**The task**
Without the pictures, set down the records below word for word.

[Collected data]
— Start —

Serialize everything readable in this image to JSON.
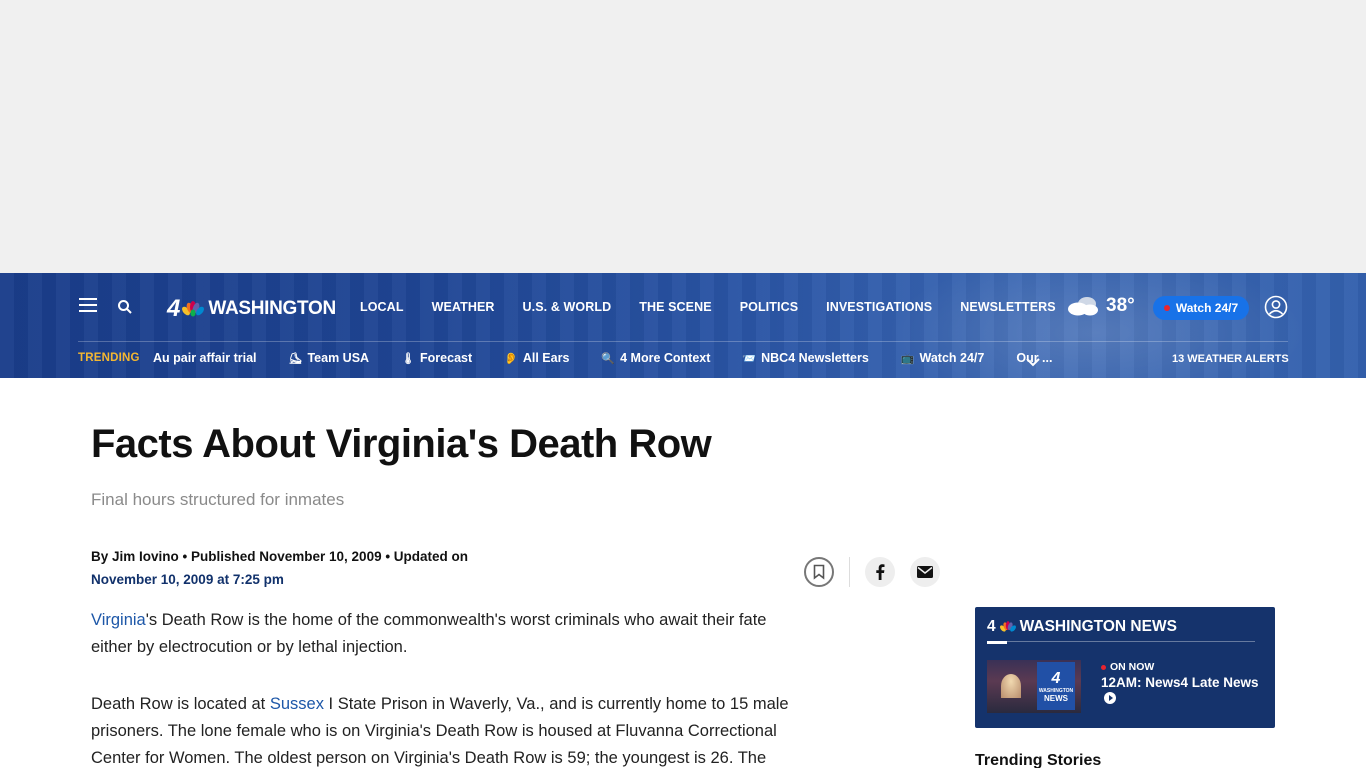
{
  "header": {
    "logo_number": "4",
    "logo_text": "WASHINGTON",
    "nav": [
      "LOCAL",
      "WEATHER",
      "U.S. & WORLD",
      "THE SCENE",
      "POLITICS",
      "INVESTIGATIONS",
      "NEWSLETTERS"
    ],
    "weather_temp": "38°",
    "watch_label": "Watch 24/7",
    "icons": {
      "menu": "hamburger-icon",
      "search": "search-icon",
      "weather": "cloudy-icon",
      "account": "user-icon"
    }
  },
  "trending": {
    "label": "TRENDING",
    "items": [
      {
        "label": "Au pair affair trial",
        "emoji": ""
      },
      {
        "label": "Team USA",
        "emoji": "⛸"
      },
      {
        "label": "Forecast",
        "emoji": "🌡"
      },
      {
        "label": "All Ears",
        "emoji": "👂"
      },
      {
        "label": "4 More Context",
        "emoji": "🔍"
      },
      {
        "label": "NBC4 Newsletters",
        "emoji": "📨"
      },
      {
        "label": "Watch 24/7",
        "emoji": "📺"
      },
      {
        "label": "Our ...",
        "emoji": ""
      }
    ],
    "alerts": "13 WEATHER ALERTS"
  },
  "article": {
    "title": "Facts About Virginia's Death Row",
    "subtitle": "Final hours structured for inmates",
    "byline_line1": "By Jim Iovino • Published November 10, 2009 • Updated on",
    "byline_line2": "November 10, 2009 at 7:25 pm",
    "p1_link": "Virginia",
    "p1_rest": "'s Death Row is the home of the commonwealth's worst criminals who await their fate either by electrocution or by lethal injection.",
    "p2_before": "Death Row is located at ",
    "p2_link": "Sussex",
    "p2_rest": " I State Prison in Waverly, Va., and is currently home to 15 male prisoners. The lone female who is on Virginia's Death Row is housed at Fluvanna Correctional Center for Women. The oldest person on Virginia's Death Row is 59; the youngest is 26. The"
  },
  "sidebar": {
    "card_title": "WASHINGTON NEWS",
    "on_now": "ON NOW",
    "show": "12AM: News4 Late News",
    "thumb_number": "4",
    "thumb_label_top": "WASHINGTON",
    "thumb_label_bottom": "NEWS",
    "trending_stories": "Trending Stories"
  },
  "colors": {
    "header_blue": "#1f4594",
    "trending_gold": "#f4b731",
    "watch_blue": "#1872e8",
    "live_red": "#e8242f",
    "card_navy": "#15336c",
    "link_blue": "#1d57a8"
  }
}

— End —

**Finished task**
Serialize everything readable in this image to JSON.
{
  "header": {
    "logo_number": "4",
    "logo_text": "WASHINGTON",
    "nav": [
      "LOCAL",
      "WEATHER",
      "U.S. & WORLD",
      "THE SCENE",
      "POLITICS",
      "INVESTIGATIONS",
      "NEWSLETTERS"
    ],
    "weather_temp": "38°",
    "watch_label": "Watch 24/7",
    "icons": {
      "menu": "hamburger-icon",
      "search": "search-icon",
      "weather": "cloudy-icon",
      "account": "user-icon"
    }
  },
  "trending": {
    "label": "TRENDING",
    "items": [
      {
        "label": "Au pair affair trial",
        "emoji": ""
      },
      {
        "label": "Team USA",
        "emoji": "⛸"
      },
      {
        "label": "Forecast",
        "emoji": "🌡"
      },
      {
        "label": "All Ears",
        "emoji": "👂"
      },
      {
        "label": "4 More Context",
        "emoji": "🔍"
      },
      {
        "label": "NBC4 Newsletters",
        "emoji": "📨"
      },
      {
        "label": "Watch 24/7",
        "emoji": "📺"
      },
      {
        "label": "Our ...",
        "emoji": ""
      }
    ],
    "alerts": "13 WEATHER ALERTS"
  },
  "article": {
    "title": "Facts About Virginia's Death Row",
    "subtitle": "Final hours structured for inmates",
    "byline_line1": "By Jim Iovino • Published November 10, 2009 • Updated on",
    "byline_line2": "November 10, 2009 at 7:25 pm",
    "p1_link": "Virginia",
    "p1_rest": "'s Death Row is the home of the commonwealth's worst criminals who await their fate either by electrocution or by lethal injection.",
    "p2_before": "Death Row is located at ",
    "p2_link": "Sussex",
    "p2_rest": " I State Prison in Waverly, Va., and is currently home to 15 male prisoners. The lone female who is on Virginia's Death Row is housed at Fluvanna Correctional Center for Women. The oldest person on Virginia's Death Row is 59; the youngest is 26. The"
  },
  "sidebar": {
    "card_title": "WASHINGTON NEWS",
    "on_now": "ON NOW",
    "show": "12AM: News4 Late News",
    "thumb_number": "4",
    "thumb_label_top": "WASHINGTON",
    "thumb_label_bottom": "NEWS",
    "trending_stories": "Trending Stories"
  },
  "colors": {
    "header_blue": "#1f4594",
    "trending_gold": "#f4b731",
    "watch_blue": "#1872e8",
    "live_red": "#e8242f",
    "card_navy": "#15336c",
    "link_blue": "#1d57a8"
  }
}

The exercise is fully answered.